• Data excerpts
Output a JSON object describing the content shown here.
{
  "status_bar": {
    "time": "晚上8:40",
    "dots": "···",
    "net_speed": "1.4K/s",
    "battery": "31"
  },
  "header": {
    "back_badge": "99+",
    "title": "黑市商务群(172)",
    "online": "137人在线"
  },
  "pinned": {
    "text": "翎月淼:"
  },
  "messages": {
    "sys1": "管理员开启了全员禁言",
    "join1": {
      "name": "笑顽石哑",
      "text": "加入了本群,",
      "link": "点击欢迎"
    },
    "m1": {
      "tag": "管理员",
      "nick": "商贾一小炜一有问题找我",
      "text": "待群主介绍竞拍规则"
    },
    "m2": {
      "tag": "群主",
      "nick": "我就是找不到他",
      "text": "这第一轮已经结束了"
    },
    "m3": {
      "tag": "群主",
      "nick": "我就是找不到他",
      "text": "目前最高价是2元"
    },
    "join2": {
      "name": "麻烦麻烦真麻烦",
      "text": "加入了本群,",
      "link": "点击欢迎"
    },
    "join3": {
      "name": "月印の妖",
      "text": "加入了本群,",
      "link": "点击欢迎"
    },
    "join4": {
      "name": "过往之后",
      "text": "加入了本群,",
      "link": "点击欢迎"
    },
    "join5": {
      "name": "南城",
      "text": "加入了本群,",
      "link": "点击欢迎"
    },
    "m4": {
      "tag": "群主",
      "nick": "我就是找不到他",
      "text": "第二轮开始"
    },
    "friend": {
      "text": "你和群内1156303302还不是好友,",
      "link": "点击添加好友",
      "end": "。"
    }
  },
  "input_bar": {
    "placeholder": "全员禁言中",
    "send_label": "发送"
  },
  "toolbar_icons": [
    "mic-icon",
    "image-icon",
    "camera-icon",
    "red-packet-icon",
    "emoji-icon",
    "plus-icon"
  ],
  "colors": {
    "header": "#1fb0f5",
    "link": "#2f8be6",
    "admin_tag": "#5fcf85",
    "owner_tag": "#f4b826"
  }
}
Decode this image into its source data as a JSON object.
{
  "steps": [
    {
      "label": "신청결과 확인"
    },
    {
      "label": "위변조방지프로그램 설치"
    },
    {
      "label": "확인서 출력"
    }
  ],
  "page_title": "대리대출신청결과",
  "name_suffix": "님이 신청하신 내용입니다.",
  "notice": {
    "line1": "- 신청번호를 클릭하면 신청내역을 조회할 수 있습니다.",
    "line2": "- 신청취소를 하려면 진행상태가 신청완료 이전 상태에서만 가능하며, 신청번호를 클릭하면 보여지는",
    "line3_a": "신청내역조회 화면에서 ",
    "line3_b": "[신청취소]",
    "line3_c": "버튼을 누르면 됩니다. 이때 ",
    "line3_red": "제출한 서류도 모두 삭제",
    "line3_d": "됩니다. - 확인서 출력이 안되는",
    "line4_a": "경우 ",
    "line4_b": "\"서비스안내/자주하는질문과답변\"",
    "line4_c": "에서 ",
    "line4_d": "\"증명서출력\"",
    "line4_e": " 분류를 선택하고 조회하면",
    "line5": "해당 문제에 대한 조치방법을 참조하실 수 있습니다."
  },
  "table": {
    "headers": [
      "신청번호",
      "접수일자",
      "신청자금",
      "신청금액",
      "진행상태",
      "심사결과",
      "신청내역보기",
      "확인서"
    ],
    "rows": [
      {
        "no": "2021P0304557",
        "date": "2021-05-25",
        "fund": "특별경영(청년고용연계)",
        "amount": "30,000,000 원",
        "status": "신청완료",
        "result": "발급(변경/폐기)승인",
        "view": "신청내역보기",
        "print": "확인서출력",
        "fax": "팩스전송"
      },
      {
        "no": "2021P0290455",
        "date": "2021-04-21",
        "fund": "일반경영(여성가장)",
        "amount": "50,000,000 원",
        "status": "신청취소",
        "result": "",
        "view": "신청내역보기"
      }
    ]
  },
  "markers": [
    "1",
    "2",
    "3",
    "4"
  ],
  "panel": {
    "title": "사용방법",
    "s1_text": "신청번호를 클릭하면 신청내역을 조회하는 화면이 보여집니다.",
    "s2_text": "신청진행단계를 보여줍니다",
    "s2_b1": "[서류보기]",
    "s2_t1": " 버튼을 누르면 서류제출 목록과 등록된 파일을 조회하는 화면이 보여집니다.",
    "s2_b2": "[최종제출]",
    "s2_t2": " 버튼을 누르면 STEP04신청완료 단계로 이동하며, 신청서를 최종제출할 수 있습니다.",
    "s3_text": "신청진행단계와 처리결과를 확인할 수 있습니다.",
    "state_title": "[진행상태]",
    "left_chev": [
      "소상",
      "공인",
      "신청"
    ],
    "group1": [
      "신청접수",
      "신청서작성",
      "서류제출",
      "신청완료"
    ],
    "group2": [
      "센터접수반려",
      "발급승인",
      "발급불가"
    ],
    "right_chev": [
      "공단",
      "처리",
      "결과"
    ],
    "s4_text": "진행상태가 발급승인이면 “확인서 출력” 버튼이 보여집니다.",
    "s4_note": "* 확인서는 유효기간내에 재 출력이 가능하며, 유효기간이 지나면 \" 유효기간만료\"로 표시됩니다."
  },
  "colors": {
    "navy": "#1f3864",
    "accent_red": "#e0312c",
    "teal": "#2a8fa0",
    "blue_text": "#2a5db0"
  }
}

• Exercise brief
Repeat the entries exactly, all of them.

• Problem solution
Output a JSON object describing the content shown here.
{
  "status_bar": {
    "time": "晚上8:40",
    "dots": "···",
    "net_speed": "1.4K/s",
    "battery": "31"
  },
  "header": {
    "back_badge": "99+",
    "title": "黑市商务群(172)",
    "online": "137人在线"
  },
  "pinned": {
    "text": "翎月淼:"
  },
  "messages": {
    "sys1": "管理员开启了全员禁言",
    "join1": {
      "name": "笑顽石哑",
      "text": "加入了本群,",
      "link": "点击欢迎"
    },
    "m1": {
      "tag": "管理员",
      "nick": "商贾一小炜一有问题找我",
      "text": "待群主介绍竞拍规则"
    },
    "m2": {
      "tag": "群主",
      "nick": "我就是找不到他",
      "text": "这第一轮已经结束了"
    },
    "m3": {
      "tag": "群主",
      "nick": "我就是找不到他",
      "text": "目前最高价是2元"
    },
    "join2": {
      "name": "麻烦麻烦真麻烦",
      "text": "加入了本群,",
      "link": "点击欢迎"
    },
    "join3": {
      "name": "月印の妖",
      "text": "加入了本群,",
      "link": "点击欢迎"
    },
    "join4": {
      "name": "过往之后",
      "text": "加入了本群,",
      "link": "点击欢迎"
    },
    "join5": {
      "name": "南城",
      "text": "加入了本群,",
      "link": "点击欢迎"
    },
    "m4": {
      "tag": "群主",
      "nick": "我就是找不到他",
      "text": "第二轮开始"
    },
    "friend": {
      "text": "你和群内1156303302还不是好友,",
      "link": "点击添加好友",
      "end": "。"
    }
  },
  "input_bar": {
    "placeholder": "全员禁言中",
    "send_label": "发送"
  },
  "toolbar_icons": [
    "mic-icon",
    "image-icon",
    "camera-icon",
    "red-packet-icon",
    "emoji-icon",
    "plus-icon"
  ],
  "colors": {
    "header": "#1fb0f5",
    "link": "#2f8be6",
    "admin_tag": "#5fcf85",
    "owner_tag": "#f4b826"
  }
}
Decode this image into its source data as a JSON object.
{
  "steps": [
    {
      "label": "신청결과 확인"
    },
    {
      "label": "위변조방지프로그램 설치"
    },
    {
      "label": "확인서 출력"
    }
  ],
  "page_title": "대리대출신청결과",
  "name_suffix": "님이 신청하신 내용입니다.",
  "notice": {
    "line1": "- 신청번호를 클릭하면 신청내역을 조회할 수 있습니다.",
    "line2": "- 신청취소를 하려면 진행상태가 신청완료 이전 상태에서만 가능하며, 신청번호를 클릭하면 보여지는",
    "line3_a": "신청내역조회 화면에서 ",
    "line3_b": "[신청취소]",
    "line3_c": "버튼을 누르면 됩니다. 이때 ",
    "line3_red": "제출한 서류도 모두 삭제",
    "line3_d": "됩니다. - 확인서 출력이 안되는",
    "line4_a": "경우 ",
    "line4_b": "\"서비스안내/자주하는질문과답변\"",
    "line4_c": "에서 ",
    "line4_d": "\"증명서출력\"",
    "line4_e": " 분류를 선택하고 조회하면",
    "line5": "해당 문제에 대한 조치방법을 참조하실 수 있습니다."
  },
  "table": {
    "headers": [
      "신청번호",
      "접수일자",
      "신청자금",
      "신청금액",
      "진행상태",
      "심사결과",
      "신청내역보기",
      "확인서"
    ],
    "rows": [
      {
        "no": "2021P0304557",
        "date": "2021-05-25",
        "fund": "특별경영(청년고용연계)",
        "amount": "30,000,000 원",
        "status": "신청완료",
        "result": "발급(변경/폐기)승인",
        "view": "신청내역보기",
        "print": "확인서출력",
        "fax": "팩스전송"
      },
      {
        "no": "2021P0290455",
        "date": "2021-04-21",
        "fund": "일반경영(여성가장)",
        "amount": "50,000,000 원",
        "status": "신청취소",
        "result": "",
        "view": "신청내역보기"
      }
    ]
  },
  "markers": [
    "1",
    "2",
    "3",
    "4"
  ],
  "panel": {
    "title": "사용방법",
    "s1_text": "신청번호를 클릭하면 신청내역을 조회하는 화면이 보여집니다.",
    "s2_text": "신청진행단계를 보여줍니다",
    "s2_b1": "[서류보기]",
    "s2_t1": " 버튼을 누르면 서류제출 목록과 등록된 파일을 조회하는 화면이 보여집니다.",
    "s2_b2": "[최종제출]",
    "s2_t2": " 버튼을 누르면 STEP04신청완료 단계로 이동하며, 신청서를 최종제출할 수 있습니다.",
    "s3_text": "신청진행단계와 처리결과를 확인할 수 있습니다.",
    "state_title": "[진행상태]",
    "left_chev": [
      "소상",
      "공인",
      "신청"
    ],
    "group1": [
      "신청접수",
      "신청서작성",
      "서류제출",
      "신청완료"
    ],
    "group2": [
      "센터접수반려",
      "발급승인",
      "발급불가"
    ],
    "right_chev": [
      "공단",
      "처리",
      "결과"
    ],
    "s4_text": "진행상태가 발급승인이면 “확인서 출력” 버튼이 보여집니다.",
    "s4_note": "* 확인서는 유효기간내에 재 출력이 가능하며, 유효기간이 지나면 \" 유효기간만료\"로 표시됩니다."
  },
  "colors": {
    "navy": "#1f3864",
    "accent_red": "#e0312c",
    "teal": "#2a8fa0",
    "blue_text": "#2a5db0"
  }
}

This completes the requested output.